— PROBLEM TO SOLVE —
Search the data below for the word "промышленного" and copy each line that holds it.
=== INFORMATION SHOWN ===
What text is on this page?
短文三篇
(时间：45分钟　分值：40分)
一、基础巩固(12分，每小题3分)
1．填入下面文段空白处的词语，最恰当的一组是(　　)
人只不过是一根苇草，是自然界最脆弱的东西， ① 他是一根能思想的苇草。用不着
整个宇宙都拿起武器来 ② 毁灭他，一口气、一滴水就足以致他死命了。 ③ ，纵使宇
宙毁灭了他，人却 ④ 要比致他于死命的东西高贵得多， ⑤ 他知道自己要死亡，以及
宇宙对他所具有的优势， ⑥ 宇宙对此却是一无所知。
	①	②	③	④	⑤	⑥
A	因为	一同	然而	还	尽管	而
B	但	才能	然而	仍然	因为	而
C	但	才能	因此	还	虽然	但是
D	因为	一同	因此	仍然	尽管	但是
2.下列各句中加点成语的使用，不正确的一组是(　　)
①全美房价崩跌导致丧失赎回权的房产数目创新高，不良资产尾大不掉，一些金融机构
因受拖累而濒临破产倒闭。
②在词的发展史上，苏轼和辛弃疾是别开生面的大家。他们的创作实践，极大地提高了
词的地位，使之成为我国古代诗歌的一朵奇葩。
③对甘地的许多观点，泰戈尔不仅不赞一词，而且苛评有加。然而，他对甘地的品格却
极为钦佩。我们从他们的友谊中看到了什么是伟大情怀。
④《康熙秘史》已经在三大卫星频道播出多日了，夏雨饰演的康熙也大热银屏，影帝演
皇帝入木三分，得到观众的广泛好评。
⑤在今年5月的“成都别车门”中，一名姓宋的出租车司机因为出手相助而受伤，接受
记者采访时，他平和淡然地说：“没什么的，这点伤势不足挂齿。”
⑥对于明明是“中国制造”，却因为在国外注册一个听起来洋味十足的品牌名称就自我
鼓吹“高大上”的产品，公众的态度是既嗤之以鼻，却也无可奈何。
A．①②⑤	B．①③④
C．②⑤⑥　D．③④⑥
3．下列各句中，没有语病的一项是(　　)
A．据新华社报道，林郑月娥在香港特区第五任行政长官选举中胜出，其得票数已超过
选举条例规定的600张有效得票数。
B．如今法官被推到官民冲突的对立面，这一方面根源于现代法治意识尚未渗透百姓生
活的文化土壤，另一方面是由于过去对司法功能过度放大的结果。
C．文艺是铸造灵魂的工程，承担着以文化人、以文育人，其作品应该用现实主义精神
===
=== INFORMATION SHOWN ===
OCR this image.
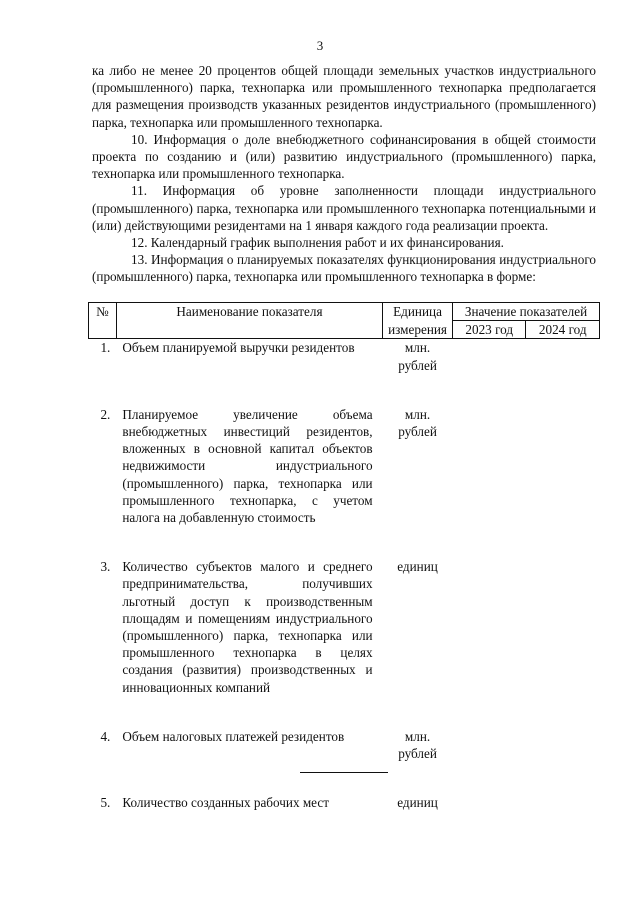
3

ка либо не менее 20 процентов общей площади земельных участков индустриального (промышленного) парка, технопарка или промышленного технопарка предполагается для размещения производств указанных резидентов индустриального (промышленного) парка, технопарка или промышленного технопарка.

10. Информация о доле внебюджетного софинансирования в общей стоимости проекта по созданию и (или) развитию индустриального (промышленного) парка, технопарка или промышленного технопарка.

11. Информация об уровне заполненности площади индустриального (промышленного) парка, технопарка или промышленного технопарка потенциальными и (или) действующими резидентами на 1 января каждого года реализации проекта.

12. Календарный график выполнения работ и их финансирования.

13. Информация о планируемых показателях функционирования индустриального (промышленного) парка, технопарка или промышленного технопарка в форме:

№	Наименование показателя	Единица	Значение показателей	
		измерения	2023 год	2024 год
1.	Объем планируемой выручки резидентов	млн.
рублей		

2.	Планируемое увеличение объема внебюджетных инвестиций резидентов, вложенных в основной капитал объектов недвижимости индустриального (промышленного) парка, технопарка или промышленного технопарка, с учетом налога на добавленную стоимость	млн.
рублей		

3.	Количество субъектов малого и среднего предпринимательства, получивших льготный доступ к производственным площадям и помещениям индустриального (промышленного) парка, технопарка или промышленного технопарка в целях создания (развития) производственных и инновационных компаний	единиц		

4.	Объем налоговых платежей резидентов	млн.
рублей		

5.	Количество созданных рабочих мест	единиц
===
— WRITTEN ANSWER —
ка либо не менее 20 процентов общей площади земельных участков индустриального (промышленного) парка, технопарка или промышленного технопарка предполагается для размещения производств указанных резидентов индустриального (промышленного) парка, технопарка или промышленного технопарка.
10. Информация о доле внебюджетного софинансирования в общей стоимости проекта по созданию и (или) развитию индустриального (промышленного) парка, технопарка или промышленного технопарка.
11. Информация об уровне заполненности площади индустриального (промышленного) парка, технопарка или промышленного технопарка потенциальными и (или) действующими резидентами на 1 января каждого года реализации проекта.
13. Информация о планируемых показателях функционирования индустриального (промышленного) парка, технопарка или промышленного технопарка в форме:
2.	Планируемое увеличение объема внебюджетных инвестиций резидентов, вложенных в основной капитал объектов недвижимости индустриального (промышленного) парка, технопарка или промышленного технопарка, с учетом налога на добавленную стоимость	млн.
3.	Количество субъектов малого и среднего предпринимательства, получивших льготный доступ к производственным площадям и помещениям индустриального (промышленного) парка, технопарка или промышленного технопарка в целях создания (развития) производственных и инновационных компаний	единиц		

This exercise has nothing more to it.